┏━━

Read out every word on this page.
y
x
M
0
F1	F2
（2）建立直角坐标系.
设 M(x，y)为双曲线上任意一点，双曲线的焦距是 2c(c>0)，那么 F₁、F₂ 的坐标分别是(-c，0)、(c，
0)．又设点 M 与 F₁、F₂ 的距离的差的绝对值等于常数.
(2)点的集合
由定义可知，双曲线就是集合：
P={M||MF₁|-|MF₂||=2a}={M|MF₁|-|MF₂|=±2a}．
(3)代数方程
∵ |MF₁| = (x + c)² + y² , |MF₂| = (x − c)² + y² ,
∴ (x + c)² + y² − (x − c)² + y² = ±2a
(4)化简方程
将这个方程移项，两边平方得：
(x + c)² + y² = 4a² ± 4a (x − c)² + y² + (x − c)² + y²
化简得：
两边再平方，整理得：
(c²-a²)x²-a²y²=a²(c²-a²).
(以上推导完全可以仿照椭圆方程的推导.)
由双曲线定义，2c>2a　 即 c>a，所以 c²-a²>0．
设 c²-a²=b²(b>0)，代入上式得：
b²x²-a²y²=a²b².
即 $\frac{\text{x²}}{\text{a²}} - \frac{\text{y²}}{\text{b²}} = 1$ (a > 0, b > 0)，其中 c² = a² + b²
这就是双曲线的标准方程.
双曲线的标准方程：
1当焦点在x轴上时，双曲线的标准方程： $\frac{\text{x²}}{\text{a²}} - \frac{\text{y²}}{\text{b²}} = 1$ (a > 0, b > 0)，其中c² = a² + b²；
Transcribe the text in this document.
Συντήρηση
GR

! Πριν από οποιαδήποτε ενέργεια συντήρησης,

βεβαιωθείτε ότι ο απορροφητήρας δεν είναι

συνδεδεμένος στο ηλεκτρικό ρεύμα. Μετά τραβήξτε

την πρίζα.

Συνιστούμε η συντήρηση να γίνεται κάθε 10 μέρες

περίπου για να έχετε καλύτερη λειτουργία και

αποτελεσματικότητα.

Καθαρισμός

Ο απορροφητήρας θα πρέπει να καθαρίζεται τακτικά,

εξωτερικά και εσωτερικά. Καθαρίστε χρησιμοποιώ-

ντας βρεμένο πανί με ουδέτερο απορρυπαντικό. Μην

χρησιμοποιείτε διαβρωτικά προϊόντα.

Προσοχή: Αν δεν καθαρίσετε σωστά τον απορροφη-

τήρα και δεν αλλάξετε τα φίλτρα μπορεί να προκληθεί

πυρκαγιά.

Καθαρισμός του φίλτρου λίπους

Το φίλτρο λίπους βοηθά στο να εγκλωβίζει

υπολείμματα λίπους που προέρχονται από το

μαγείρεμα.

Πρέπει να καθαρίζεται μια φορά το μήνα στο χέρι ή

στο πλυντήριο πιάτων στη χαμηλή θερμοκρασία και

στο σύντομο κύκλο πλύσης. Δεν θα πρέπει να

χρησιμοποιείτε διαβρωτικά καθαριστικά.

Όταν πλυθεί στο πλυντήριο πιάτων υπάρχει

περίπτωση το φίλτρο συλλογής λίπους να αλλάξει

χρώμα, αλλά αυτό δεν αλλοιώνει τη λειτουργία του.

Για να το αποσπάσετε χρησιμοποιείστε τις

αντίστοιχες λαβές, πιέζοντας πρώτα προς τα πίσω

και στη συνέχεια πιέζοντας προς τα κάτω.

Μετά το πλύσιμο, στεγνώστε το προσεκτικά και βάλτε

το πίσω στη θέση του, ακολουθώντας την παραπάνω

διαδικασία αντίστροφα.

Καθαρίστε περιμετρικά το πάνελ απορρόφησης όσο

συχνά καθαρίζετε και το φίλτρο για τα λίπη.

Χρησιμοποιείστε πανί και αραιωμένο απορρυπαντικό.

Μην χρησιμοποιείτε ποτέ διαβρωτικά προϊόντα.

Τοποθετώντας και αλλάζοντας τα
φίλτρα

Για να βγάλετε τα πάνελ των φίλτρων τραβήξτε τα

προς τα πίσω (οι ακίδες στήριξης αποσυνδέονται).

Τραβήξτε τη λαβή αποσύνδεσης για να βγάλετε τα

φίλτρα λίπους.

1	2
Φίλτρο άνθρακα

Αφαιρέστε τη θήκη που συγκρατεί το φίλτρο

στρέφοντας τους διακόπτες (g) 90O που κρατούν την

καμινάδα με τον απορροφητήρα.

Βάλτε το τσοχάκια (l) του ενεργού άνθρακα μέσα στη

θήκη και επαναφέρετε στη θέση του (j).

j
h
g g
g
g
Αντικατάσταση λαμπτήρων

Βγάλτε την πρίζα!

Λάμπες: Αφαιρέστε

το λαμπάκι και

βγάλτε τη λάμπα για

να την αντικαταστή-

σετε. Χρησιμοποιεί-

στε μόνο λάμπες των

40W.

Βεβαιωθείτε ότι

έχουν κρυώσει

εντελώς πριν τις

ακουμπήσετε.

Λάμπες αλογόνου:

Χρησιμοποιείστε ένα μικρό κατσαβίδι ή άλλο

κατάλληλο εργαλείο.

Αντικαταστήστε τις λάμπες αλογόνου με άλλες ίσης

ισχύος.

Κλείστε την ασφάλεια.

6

┗━━

How many of these lines contain "λειτουργία"? Write only the number.

2